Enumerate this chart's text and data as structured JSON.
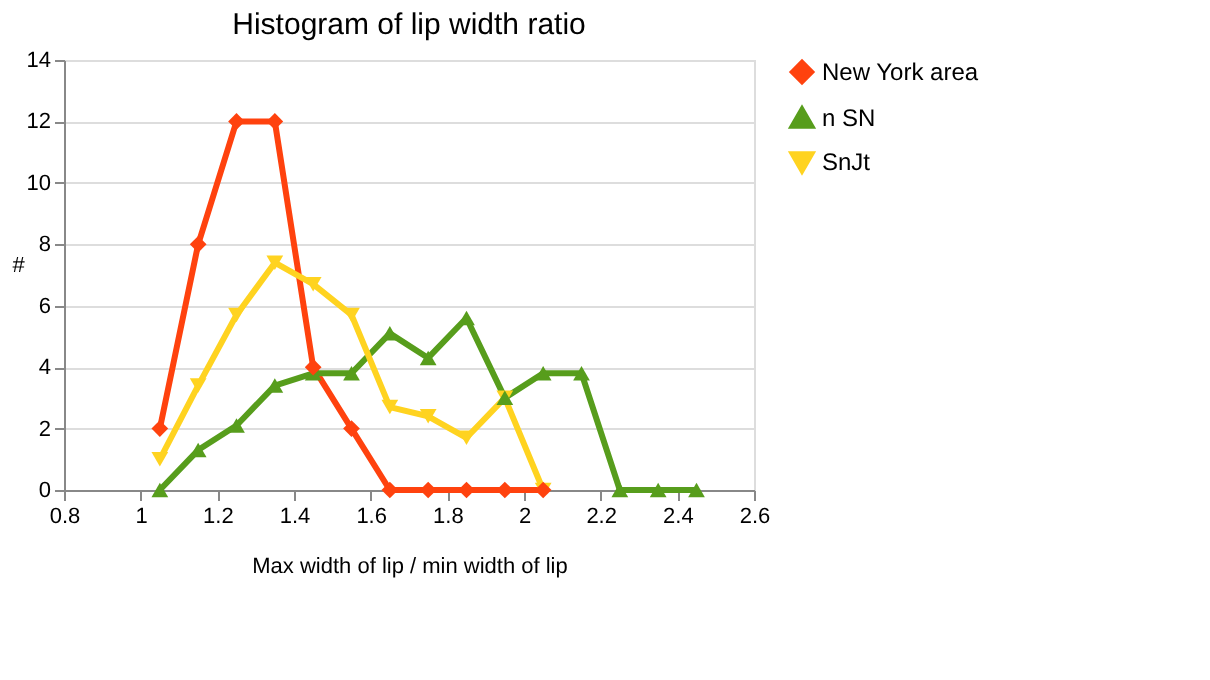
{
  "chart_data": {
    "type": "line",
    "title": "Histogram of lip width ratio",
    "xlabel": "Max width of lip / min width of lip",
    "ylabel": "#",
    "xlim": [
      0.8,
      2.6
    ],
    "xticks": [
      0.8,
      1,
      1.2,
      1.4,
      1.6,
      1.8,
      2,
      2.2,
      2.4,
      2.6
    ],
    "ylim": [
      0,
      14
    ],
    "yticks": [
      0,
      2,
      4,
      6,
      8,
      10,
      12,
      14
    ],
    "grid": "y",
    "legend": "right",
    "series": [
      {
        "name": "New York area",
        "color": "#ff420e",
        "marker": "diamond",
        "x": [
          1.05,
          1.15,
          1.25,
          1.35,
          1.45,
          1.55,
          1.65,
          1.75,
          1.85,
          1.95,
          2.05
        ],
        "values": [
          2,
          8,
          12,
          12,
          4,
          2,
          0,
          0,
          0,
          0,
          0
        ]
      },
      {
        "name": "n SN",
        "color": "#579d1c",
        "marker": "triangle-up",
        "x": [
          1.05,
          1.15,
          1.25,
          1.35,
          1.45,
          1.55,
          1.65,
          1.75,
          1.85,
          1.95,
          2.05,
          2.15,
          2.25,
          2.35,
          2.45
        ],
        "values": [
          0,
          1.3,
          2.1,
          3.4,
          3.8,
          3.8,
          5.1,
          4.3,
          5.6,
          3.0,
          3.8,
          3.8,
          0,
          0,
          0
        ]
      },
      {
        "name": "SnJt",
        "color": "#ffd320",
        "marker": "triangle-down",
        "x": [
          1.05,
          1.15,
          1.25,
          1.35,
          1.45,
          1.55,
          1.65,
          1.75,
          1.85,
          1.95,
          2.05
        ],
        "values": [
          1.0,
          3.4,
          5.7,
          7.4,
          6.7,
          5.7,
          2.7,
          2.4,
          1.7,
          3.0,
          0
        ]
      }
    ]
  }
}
· · ·
Look through the data and show every line containing "triangle".

Result of the exercise -
        "marker": "triangle-up",
        "marker": "triangle-down",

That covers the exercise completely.